= The exercise =
Quote every line of the data below as it stands, omitting pictures.

** start of Data **

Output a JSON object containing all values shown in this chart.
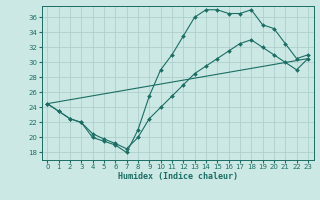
{
  "xlabel": "Humidex (Indice chaleur)",
  "bg_color": "#cce8e4",
  "grid_color": "#aecfcb",
  "line_color": "#1a6e64",
  "xlim": [
    -0.5,
    23.5
  ],
  "ylim": [
    17,
    37.5
  ],
  "xticks": [
    0,
    1,
    2,
    3,
    4,
    5,
    6,
    7,
    8,
    9,
    10,
    11,
    12,
    13,
    14,
    15,
    16,
    17,
    18,
    19,
    20,
    21,
    22,
    23
  ],
  "yticks": [
    18,
    20,
    22,
    24,
    26,
    28,
    30,
    32,
    34,
    36
  ],
  "line1_x": [
    0,
    1,
    2,
    3,
    4,
    5,
    6,
    7,
    8,
    9,
    10,
    11,
    12,
    13,
    14,
    15,
    16,
    17,
    18,
    19,
    20,
    21,
    22,
    23
  ],
  "line1_y": [
    24.5,
    23.5,
    22.5,
    22,
    20,
    19.5,
    19,
    18,
    21,
    25.5,
    29,
    31,
    33.5,
    36,
    37,
    37,
    36.5,
    36.5,
    37,
    35,
    34.5,
    32.5,
    30.5,
    31
  ],
  "line2_x": [
    0,
    1,
    2,
    3,
    4,
    5,
    6,
    7,
    8,
    9,
    10,
    11,
    12,
    13,
    14,
    15,
    16,
    17,
    18,
    19,
    20,
    21,
    22,
    23
  ],
  "line2_y": [
    24.5,
    23.5,
    22.5,
    22,
    20.5,
    19.8,
    19.2,
    18.5,
    20.0,
    22.5,
    24.0,
    25.5,
    27.0,
    28.5,
    29.5,
    30.5,
    31.5,
    32.5,
    33.0,
    32.0,
    31.0,
    30.0,
    29.0,
    30.5
  ],
  "line3_x": [
    0,
    23
  ],
  "line3_y": [
    24.5,
    30.5
  ]
}
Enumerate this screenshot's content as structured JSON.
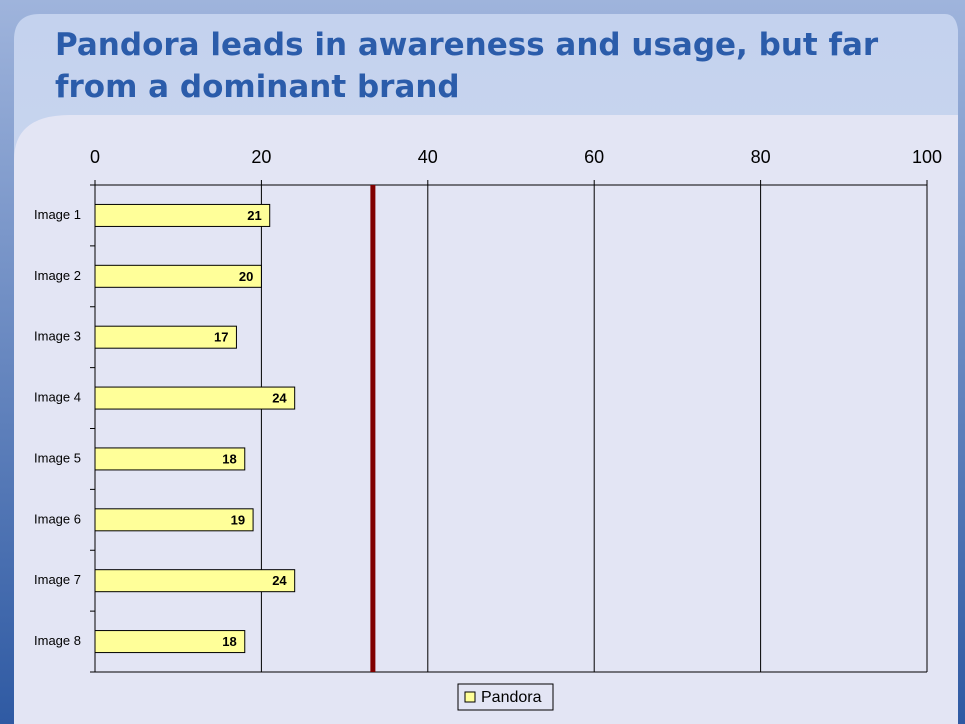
{
  "chart_data": {
    "type": "bar",
    "orientation": "horizontal",
    "title": "Pandora leads in awareness and usage, but far from a dominant brand",
    "categories": [
      "Image 1",
      "Image 2",
      "Image 3",
      "Image 4",
      "Image 5",
      "Image 6",
      "Image 7",
      "Image 8"
    ],
    "series": [
      {
        "name": "Pandora",
        "color": "#ffff99",
        "values": [
          21,
          20,
          17,
          24,
          18,
          19,
          24,
          18
        ]
      }
    ],
    "xlim": [
      0,
      100
    ],
    "xticks": [
      0,
      20,
      40,
      60,
      80,
      100
    ],
    "grid": true,
    "reference_line": {
      "value": 33.4,
      "color": "#800000"
    },
    "legend": "bottom"
  }
}
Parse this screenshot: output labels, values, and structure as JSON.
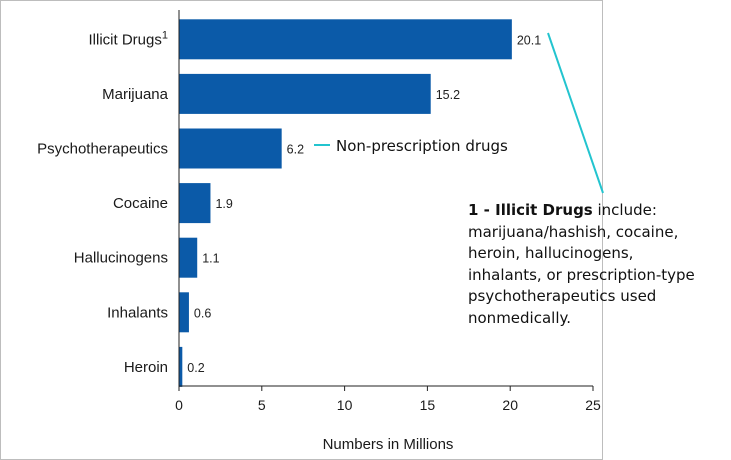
{
  "chart_data": {
    "type": "bar",
    "orientation": "horizontal",
    "categories": [
      "Illicit Drugs",
      "Marijuana",
      "Psychotherapeutics",
      "Cocaine",
      "Hallucinogens",
      "Inhalants",
      "Heroin"
    ],
    "category_superscripts": [
      "1",
      "",
      "",
      "",
      "",
      "",
      ""
    ],
    "values": [
      20.1,
      15.2,
      6.2,
      1.9,
      1.1,
      0.6,
      0.2
    ],
    "value_labels": [
      "20.1",
      "15.2",
      "6.2",
      "1.9",
      "1.1",
      "0.6",
      "0.2"
    ],
    "xlabel": "Numbers in Millions",
    "xlim": [
      0,
      25
    ],
    "xticks": [
      "0",
      "5",
      "10",
      "15",
      "20",
      "25"
    ],
    "grid": false,
    "bar_color": "#0b5aa8",
    "callout_color": "#23c4cf"
  },
  "annotations": {
    "psychotherapeutics_callout": "Non-prescription drugs",
    "footnote_bold": "1 - Illicit Drugs",
    "footnote_rest": " include: marijuana/hashish, cocaine, heroin, hallucinogens, inhalants, or prescription-type psychotherapeutics used nonmedically."
  }
}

** end of Data **

= Exercise result =
Output a JSON object containing all values shown in this chart.
{
  "xlabel": "Humidex (Indice chaleur)",
  "bg_color": "#cce8e4",
  "grid_color": "#aecfcb",
  "line_color": "#1a6e64",
  "xlim": [
    -0.5,
    23.5
  ],
  "ylim": [
    17,
    37.5
  ],
  "xticks": [
    0,
    1,
    2,
    3,
    4,
    5,
    6,
    7,
    8,
    9,
    10,
    11,
    12,
    13,
    14,
    15,
    16,
    17,
    18,
    19,
    20,
    21,
    22,
    23
  ],
  "yticks": [
    18,
    20,
    22,
    24,
    26,
    28,
    30,
    32,
    34,
    36
  ],
  "line1_x": [
    0,
    1,
    2,
    3,
    4,
    5,
    6,
    7,
    8,
    9,
    10,
    11,
    12,
    13,
    14,
    15,
    16,
    17,
    18,
    19,
    20,
    21,
    22,
    23
  ],
  "line1_y": [
    24.5,
    23.5,
    22.5,
    22,
    20,
    19.5,
    19,
    18,
    21,
    25.5,
    29,
    31,
    33.5,
    36,
    37,
    37,
    36.5,
    36.5,
    37,
    35,
    34.5,
    32.5,
    30.5,
    31
  ],
  "line2_x": [
    0,
    1,
    2,
    3,
    4,
    5,
    6,
    7,
    8,
    9,
    10,
    11,
    12,
    13,
    14,
    15,
    16,
    17,
    18,
    19,
    20,
    21,
    22,
    23
  ],
  "line2_y": [
    24.5,
    23.5,
    22.5,
    22,
    20.5,
    19.8,
    19.2,
    18.5,
    20.0,
    22.5,
    24.0,
    25.5,
    27.0,
    28.5,
    29.5,
    30.5,
    31.5,
    32.5,
    33.0,
    32.0,
    31.0,
    30.0,
    29.0,
    30.5
  ],
  "line3_x": [
    0,
    23
  ],
  "line3_y": [
    24.5,
    30.5
  ]
}
Enumerate this screenshot's content as structured JSON.
{
  "chart_data": {
    "type": "bar",
    "orientation": "horizontal",
    "title": "Pandora leads in awareness and usage, but far from a dominant brand",
    "categories": [
      "Image 1",
      "Image 2",
      "Image 3",
      "Image 4",
      "Image 5",
      "Image 6",
      "Image 7",
      "Image 8"
    ],
    "series": [
      {
        "name": "Pandora",
        "color": "#ffff99",
        "values": [
          21,
          20,
          17,
          24,
          18,
          19,
          24,
          18
        ]
      }
    ],
    "xlim": [
      0,
      100
    ],
    "xticks": [
      0,
      20,
      40,
      60,
      80,
      100
    ],
    "grid": true,
    "reference_line": {
      "value": 33.4,
      "color": "#800000"
    },
    "legend": "bottom"
  }
}
Parse this screenshot: output labels, values, and structure as JSON.
{
  "chart_data": {
    "type": "bar",
    "orientation": "horizontal",
    "categories": [
      "Illicit Drugs",
      "Marijuana",
      "Psychotherapeutics",
      "Cocaine",
      "Hallucinogens",
      "Inhalants",
      "Heroin"
    ],
    "category_superscripts": [
      "1",
      "",
      "",
      "",
      "",
      "",
      ""
    ],
    "values": [
      20.1,
      15.2,
      6.2,
      1.9,
      1.1,
      0.6,
      0.2
    ],
    "value_labels": [
      "20.1",
      "15.2",
      "6.2",
      "1.9",
      "1.1",
      "0.6",
      "0.2"
    ],
    "xlabel": "Numbers in Millions",
    "xlim": [
      0,
      25
    ],
    "xticks": [
      "0",
      "5",
      "10",
      "15",
      "20",
      "25"
    ],
    "grid": false,
    "bar_color": "#0b5aa8",
    "callout_color": "#23c4cf"
  },
  "annotations": {
    "psychotherapeutics_callout": "Non-prescription drugs",
    "footnote_bold": "1 - Illicit Drugs",
    "footnote_rest": " include: marijuana/hashish, cocaine, heroin, hallucinogens, inhalants, or prescription-type psychotherapeutics used nonmedically."
  }
}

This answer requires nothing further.